Dataset excerpt:
==========

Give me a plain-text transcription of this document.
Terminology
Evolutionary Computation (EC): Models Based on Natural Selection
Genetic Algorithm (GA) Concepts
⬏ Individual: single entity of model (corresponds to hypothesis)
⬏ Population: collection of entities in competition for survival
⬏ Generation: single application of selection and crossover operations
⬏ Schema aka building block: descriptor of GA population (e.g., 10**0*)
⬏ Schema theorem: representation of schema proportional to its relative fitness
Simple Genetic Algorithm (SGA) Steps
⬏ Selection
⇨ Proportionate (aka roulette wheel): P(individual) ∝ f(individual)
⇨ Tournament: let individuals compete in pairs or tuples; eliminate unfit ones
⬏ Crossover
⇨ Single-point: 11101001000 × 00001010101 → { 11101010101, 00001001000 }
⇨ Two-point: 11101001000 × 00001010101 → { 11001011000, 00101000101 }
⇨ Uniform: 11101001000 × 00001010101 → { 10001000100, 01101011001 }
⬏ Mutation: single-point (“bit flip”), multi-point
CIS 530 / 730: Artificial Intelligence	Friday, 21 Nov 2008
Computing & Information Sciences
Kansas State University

==========

# What you need to do:
Select every line in the material above where the string "point" occurs, and copy it.

# Result:
⇨ Single-point: 11101001000 × 00001010101 → { 11101010101, 00001001000 }
⇨ Two-point: 11101001000 × 00001010101 → { 11001011000, 00101000101 }
⬏ Mutation: single-point (“bit flip”), multi-point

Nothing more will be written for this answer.